> What is asked
For the listing underneath, give the count of lines containing the string "communicate" and nothing further.

> Material supplied
..............................

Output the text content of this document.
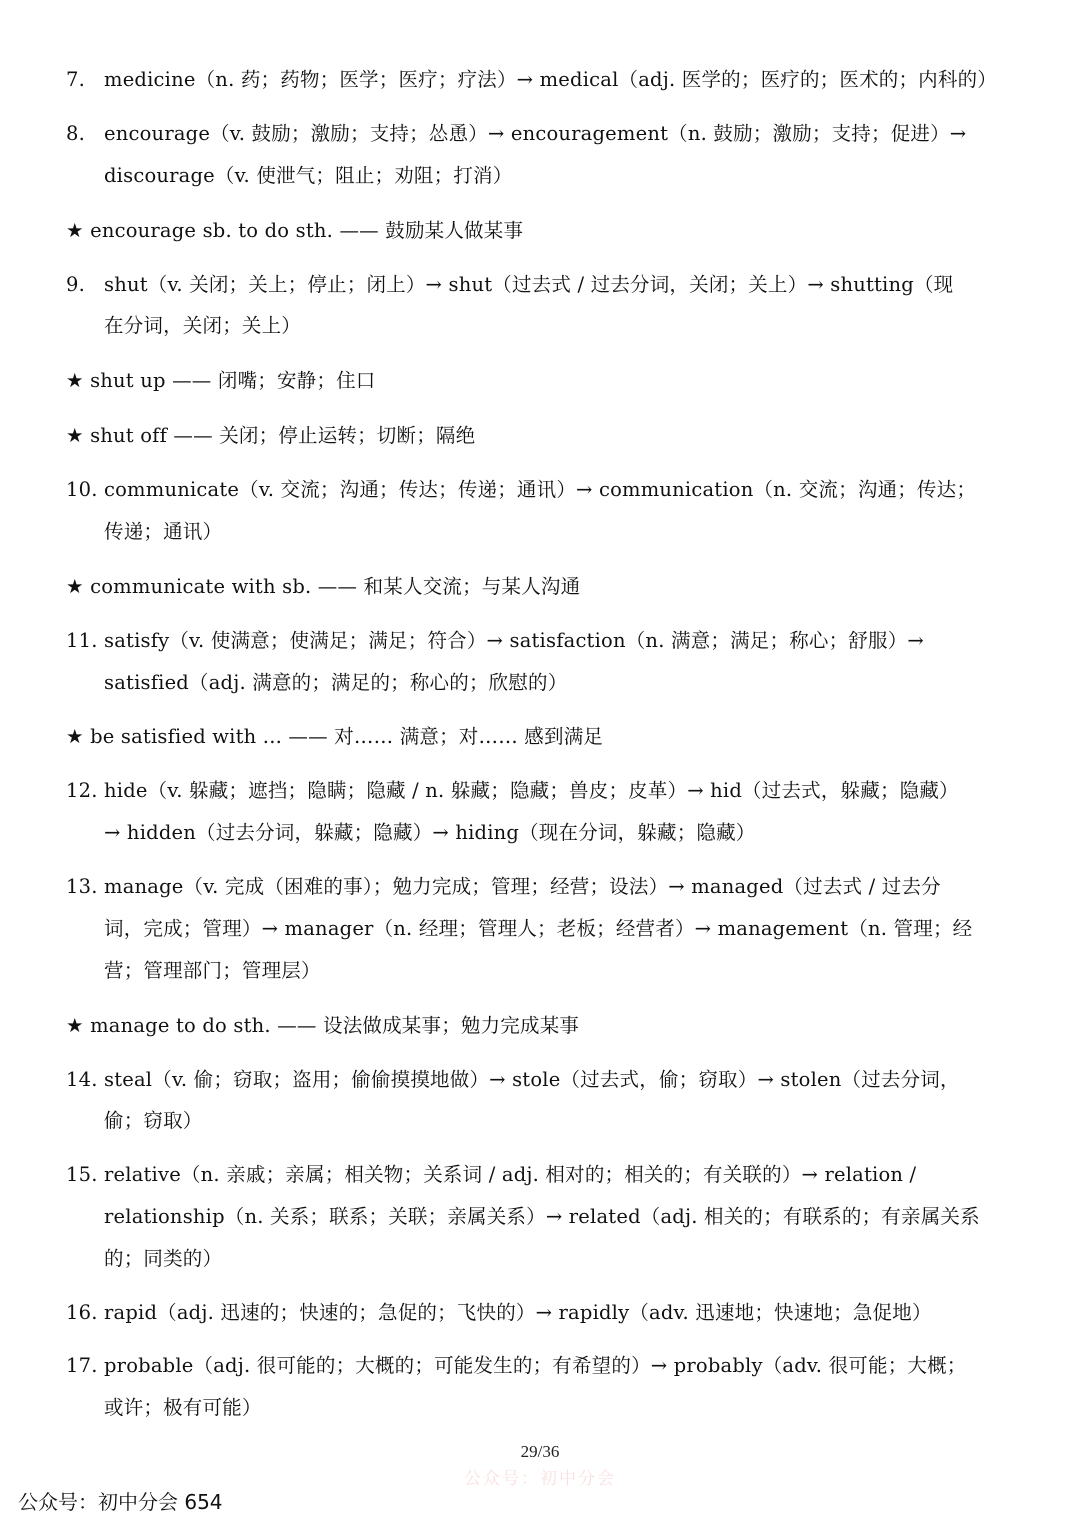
7. medicine（n. 药；药物；医学；医疗；疗法）→ medical（adj. 医学的；医疗的；医术的；内科的）
8. encourage（v. 鼓励；激励；支持；怂恿）→ encouragement（n. 鼓励；激励；支持；促进）→
discourage（v. 使泄气；阻止；劝阻；打消）
★ encourage sb. to do sth. —— 鼓励某人做某事
9. shut（v. 关闭；关上；停止；闭上）→ shut（过去式 / 过去分词，关闭；关上）→ shutting（现
在分词，关闭；关上）
★ shut up —— 闭嘴；安静；住口
★ shut off —— 关闭；停止运转；切断；隔绝
10. communicate（v. 交流；沟通；传达；传递；通讯）→ communication（n. 交流；沟通；传达；
传递；通讯）
★ communicate with sb. —— 和某人交流；与某人沟通
11. satisfy（v. 使满意；使满足；满足；符合）→ satisfaction（n. 满意；满足；称心；舒服）→
satisfied（adj. 满意的；满足的；称心的；欣慰的）
★ be satisfied with ... —— 对…… 满意；对…… 感到满足
12. hide（v. 躲藏；遮挡；隐瞒；隐藏 / n. 躲藏；隐藏；兽皮；皮革）→ hid（过去式，躲藏；隐藏）
→ hidden（过去分词，躲藏；隐藏）→ hiding（现在分词，躲藏；隐藏）
13. manage（v. 完成（困难的事）；勉力完成；管理；经营；设法）→ managed（过去式 / 过去分
词，完成；管理）→ manager（n. 经理；管理人；老板；经营者）→ management（n. 管理；经
营；管理部门；管理层）
★ manage to do sth. —— 设法做成某事；勉力完成某事
14. steal（v. 偷；窃取；盗用；偷偷摸摸地做）→ stole（过去式，偷；窃取）→ stolen（过去分词，
偷；窃取）
15. relative（n. 亲戚；亲属；相关物；关系词 / adj. 相对的；相关的；有关联的）→ relation /
relationship（n. 关系；联系；关联；亲属关系）→ related（adj. 相关的；有联系的；有亲属关系
的；同类的）
16. rapid（adj. 迅速的；快速的；急促的；飞快的）→ rapidly（adv. 迅速地；快速地；急促地）
17. probable（adj. 很可能的；大概的；可能发生的；有希望的）→ probably（adv. 很可能；大概；
或许；极有可能）
29/36
公众号：初中分会
公众号：初中分会 654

..............................

> Answer to this task
2